> [What this task involves]
Keep only the lines of the listing that include the word "data", and copy them.

> [Stored rows]
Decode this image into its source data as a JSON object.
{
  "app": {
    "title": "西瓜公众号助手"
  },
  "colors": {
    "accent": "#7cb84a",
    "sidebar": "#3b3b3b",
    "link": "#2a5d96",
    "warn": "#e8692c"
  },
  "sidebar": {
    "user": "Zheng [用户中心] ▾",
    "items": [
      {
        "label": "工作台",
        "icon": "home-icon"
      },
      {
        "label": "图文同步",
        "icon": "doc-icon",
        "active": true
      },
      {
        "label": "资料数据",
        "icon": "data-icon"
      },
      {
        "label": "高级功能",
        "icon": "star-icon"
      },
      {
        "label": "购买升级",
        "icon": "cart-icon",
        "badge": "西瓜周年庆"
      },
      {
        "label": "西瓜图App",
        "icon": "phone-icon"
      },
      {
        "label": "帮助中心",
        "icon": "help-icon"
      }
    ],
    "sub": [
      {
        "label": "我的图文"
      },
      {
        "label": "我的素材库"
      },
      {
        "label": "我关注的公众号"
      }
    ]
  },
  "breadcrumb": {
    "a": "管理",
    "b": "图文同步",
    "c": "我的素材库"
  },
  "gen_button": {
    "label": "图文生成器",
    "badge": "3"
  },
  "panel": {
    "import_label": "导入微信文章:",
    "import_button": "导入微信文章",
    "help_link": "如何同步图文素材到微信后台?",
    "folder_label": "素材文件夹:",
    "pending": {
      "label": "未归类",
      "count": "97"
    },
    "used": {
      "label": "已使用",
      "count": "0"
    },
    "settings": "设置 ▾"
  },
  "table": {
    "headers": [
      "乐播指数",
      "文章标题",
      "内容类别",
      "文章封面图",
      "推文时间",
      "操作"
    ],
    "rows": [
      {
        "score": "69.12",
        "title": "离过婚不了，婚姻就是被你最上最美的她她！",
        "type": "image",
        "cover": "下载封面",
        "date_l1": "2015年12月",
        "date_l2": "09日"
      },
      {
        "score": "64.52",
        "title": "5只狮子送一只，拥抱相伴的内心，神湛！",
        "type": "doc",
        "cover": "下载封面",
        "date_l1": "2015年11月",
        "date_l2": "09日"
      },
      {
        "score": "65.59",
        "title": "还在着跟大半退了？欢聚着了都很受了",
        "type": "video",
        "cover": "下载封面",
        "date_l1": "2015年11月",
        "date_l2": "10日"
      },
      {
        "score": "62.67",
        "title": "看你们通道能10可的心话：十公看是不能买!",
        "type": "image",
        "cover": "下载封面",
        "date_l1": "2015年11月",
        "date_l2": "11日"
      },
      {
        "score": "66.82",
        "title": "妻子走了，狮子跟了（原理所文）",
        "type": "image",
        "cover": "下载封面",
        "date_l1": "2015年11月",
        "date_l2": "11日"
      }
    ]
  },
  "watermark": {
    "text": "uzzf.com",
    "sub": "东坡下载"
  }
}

> [Exercise response]
Decode this image into its source data as a JSON object.
        "icon": "data-icon"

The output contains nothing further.